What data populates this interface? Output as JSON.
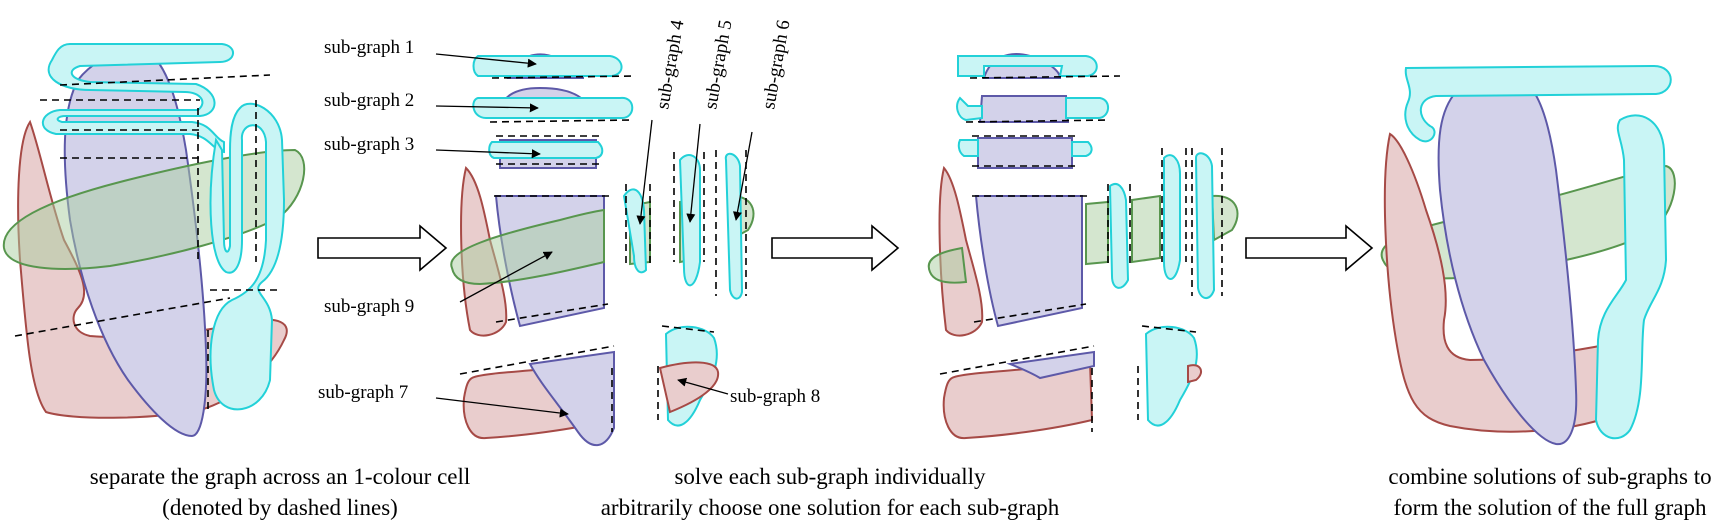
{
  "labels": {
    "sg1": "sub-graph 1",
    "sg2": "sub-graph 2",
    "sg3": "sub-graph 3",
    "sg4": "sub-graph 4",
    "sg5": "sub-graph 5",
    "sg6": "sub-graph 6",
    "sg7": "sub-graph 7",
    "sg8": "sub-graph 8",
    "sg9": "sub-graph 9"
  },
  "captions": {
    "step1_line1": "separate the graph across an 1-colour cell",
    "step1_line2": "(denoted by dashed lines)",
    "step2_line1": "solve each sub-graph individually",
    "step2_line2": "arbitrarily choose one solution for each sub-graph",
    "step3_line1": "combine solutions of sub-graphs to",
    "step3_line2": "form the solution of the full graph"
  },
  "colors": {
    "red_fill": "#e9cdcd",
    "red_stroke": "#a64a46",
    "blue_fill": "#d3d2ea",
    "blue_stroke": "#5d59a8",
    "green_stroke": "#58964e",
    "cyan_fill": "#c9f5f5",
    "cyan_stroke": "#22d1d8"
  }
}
* * *
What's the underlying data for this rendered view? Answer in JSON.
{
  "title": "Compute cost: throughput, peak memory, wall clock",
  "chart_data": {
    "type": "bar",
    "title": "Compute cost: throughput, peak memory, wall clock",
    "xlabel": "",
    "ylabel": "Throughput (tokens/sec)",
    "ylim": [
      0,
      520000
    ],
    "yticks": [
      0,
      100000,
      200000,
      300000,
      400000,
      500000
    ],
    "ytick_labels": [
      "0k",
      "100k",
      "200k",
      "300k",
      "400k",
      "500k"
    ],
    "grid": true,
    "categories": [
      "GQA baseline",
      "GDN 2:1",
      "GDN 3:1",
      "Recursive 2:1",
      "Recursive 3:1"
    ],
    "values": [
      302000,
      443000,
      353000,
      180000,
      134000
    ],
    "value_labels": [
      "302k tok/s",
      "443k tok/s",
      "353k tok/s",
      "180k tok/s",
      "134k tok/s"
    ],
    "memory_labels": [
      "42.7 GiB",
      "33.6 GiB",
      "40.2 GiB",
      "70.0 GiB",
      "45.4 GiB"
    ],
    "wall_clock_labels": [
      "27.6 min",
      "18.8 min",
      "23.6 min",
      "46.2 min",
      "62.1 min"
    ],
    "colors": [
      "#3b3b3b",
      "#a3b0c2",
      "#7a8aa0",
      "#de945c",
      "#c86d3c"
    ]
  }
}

_WHAT YOU SHOULD DO_: Collect each line above holding the string "JSON".

_EXERCISE SOLUTION_:
What data populates this interface? Output as JSON.
What's the underlying data for this rendered view? Answer in JSON.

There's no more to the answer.